- _WHAT IS REQUIRED_:
Leave out every picture, then transcribe the rest of the listing exactly.

- _THE RECORDS_:
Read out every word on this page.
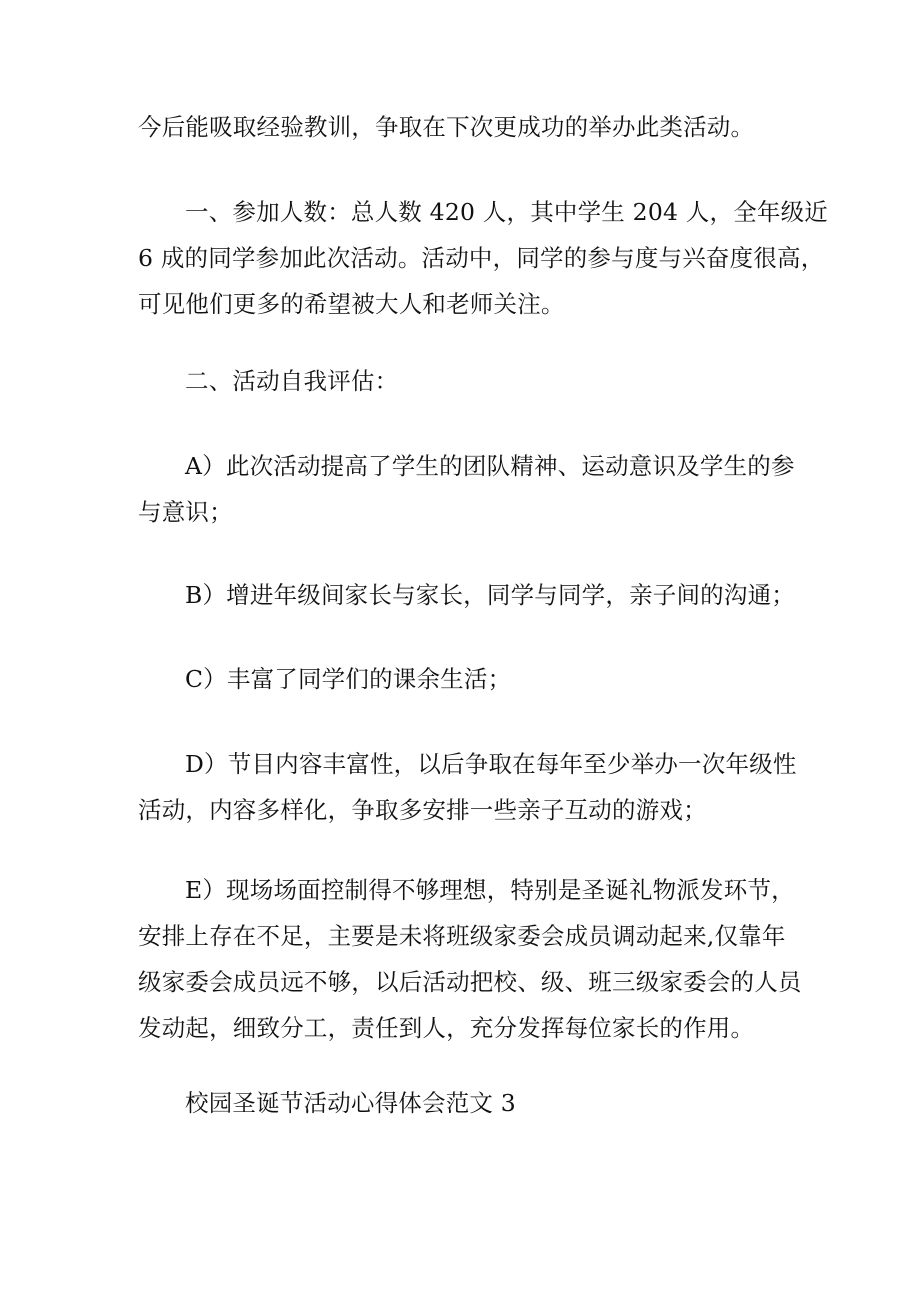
今后能吸取经验教训，争取在下次更成功的举办此类活动。

一、参加人数：总人数 420 人，其中学生 204 人，全年级近
6 成的同学参加此次活动。活动中，同学的参与度与兴奋度很高，
可见他们更多的希望被大人和老师关注。

二、活动自我评估：

A）此次活动提高了学生的团队精神、运动意识及学生的参
与意识；

B）增进年级间家长与家长，同学与同学，亲子间的沟通；

C）丰富了同学们的课余生活；

D）节目内容丰富性，以后争取在每年至少举办一次年级性
活动，内容多样化，争取多安排一些亲子互动的游戏；

E）现场场面控制得不够理想，特别是圣诞礼物派发环节，
安排上存在不足，主要是未将班级家委会成员调动起来,仅靠年
级家委会成员远不够，以后活动把校、级、班三级家委会的人员
发动起，细致分工，责任到人，充分发挥每位家长的作用。

校园圣诞节活动心得体会范文 3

- _EXERCISE SOLUTION_:
Read out every word on this page.
今后能吸取经验教训，争取在下次更成功的举办此类活动。

一、参加人数：总人数 420 人，其中学生 204 人，全年级近
6 成的同学参加此次活动。活动中，同学的参与度与兴奋度很高，
可见他们更多的希望被大人和老师关注。

二、活动自我评估：

A）此次活动提高了学生的团队精神、运动意识及学生的参
与意识；

B）增进年级间家长与家长，同学与同学，亲子间的沟通；

C）丰富了同学们的课余生活；

D）节目内容丰富性，以后争取在每年至少举办一次年级性
活动，内容多样化，争取多安排一些亲子互动的游戏；

E）现场场面控制得不够理想，特别是圣诞礼物派发环节，
安排上存在不足，主要是未将班级家委会成员调动起来,仅靠年
级家委会成员远不够，以后活动把校、级、班三级家委会的人员
发动起，细致分工，责任到人，充分发挥每位家长的作用。

校园圣诞节活动心得体会范文 3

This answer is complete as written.